#### Aim
In the material below, find all lines with the string "threads" and copy them.

[Start Input]

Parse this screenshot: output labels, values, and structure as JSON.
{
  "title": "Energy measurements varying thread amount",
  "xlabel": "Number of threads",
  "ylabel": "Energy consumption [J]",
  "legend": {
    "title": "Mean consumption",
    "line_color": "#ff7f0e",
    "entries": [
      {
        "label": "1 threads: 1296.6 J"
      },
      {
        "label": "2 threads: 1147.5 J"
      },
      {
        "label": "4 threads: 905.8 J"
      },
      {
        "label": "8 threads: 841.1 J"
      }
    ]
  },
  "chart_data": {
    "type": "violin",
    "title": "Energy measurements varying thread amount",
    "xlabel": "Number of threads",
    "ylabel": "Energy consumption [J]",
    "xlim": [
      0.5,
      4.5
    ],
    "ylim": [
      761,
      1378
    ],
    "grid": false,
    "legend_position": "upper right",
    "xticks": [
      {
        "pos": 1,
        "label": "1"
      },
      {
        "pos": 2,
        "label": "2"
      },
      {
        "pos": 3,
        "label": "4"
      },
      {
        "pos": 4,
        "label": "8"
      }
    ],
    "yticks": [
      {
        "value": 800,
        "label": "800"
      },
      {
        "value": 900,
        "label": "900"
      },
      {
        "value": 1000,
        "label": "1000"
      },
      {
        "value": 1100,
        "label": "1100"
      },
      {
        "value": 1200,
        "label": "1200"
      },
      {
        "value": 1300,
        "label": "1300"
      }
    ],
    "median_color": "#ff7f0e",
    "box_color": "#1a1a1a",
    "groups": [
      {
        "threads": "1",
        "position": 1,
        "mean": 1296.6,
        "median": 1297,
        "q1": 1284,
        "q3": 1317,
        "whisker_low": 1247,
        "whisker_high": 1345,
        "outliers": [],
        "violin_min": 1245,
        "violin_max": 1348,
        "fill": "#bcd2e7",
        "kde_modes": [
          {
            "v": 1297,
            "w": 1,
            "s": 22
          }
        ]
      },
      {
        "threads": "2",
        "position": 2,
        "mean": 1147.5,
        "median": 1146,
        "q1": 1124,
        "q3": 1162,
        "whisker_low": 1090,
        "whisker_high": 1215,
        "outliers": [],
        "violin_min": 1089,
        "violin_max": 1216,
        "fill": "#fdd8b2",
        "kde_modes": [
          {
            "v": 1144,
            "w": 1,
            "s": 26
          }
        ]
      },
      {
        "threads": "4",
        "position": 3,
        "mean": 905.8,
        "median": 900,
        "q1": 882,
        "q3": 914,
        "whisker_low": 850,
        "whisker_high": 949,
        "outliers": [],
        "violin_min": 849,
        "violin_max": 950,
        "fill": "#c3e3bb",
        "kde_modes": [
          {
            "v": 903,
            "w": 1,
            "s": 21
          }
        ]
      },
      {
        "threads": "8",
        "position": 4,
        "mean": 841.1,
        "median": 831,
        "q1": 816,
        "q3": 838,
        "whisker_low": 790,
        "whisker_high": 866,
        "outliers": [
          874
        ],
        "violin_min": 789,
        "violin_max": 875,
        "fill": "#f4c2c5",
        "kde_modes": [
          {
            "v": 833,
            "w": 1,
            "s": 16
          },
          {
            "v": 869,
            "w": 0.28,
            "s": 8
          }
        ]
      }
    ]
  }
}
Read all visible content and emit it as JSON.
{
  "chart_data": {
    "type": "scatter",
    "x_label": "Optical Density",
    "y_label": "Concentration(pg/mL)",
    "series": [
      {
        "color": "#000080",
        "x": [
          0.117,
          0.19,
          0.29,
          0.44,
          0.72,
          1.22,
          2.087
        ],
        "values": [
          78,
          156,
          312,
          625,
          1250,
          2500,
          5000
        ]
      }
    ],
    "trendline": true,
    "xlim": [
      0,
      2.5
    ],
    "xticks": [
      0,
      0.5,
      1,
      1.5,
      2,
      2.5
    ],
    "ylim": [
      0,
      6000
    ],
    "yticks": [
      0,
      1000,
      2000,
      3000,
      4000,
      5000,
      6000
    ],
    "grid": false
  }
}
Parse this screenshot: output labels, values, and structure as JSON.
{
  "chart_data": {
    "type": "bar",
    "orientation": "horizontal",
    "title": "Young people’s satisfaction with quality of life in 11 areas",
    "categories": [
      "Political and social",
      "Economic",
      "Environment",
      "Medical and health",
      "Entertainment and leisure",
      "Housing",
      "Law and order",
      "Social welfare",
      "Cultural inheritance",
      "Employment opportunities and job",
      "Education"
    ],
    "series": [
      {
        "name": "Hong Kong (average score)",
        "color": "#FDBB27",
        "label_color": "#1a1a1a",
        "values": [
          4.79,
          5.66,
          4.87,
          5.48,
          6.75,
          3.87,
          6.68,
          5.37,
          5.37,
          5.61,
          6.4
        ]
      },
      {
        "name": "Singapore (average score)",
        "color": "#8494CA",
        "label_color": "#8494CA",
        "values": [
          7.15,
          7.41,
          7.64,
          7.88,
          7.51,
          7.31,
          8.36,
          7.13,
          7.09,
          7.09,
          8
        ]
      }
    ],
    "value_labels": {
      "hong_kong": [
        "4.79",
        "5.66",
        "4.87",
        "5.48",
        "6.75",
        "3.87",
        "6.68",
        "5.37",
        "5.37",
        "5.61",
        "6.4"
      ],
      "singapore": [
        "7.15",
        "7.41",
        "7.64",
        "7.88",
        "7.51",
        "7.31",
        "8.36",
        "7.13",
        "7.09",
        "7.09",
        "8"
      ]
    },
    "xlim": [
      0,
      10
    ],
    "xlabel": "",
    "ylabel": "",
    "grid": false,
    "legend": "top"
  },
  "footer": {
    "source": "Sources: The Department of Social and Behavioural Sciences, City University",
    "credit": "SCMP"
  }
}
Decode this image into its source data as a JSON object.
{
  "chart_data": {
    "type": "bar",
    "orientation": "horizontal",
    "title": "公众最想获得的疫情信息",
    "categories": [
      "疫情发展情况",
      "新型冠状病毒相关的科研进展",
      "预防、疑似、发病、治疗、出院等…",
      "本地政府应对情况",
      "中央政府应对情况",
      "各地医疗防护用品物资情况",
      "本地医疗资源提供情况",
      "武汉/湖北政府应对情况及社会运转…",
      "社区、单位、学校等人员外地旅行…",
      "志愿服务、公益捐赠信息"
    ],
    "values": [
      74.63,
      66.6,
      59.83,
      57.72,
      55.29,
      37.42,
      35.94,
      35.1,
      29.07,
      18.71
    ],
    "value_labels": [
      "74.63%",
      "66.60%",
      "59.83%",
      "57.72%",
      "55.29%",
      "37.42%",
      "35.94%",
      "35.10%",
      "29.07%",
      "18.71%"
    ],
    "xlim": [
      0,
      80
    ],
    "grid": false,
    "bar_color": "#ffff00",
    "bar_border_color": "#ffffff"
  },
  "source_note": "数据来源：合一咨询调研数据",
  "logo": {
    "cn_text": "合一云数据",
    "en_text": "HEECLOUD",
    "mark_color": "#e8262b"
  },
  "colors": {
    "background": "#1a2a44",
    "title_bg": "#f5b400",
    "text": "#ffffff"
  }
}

[End Input]

#### Answer below
  "xlabel": "Number of threads",
        "label": "1 threads: 1296.6 J"
        "label": "2 threads: 1147.5 J"
        "label": "4 threads: 905.8 J"
        "label": "8 threads: 841.1 J"
    "xlabel": "Number of threads",
        "threads": "1",
        "threads": "2",
        "threads": "4",
        "threads": "8",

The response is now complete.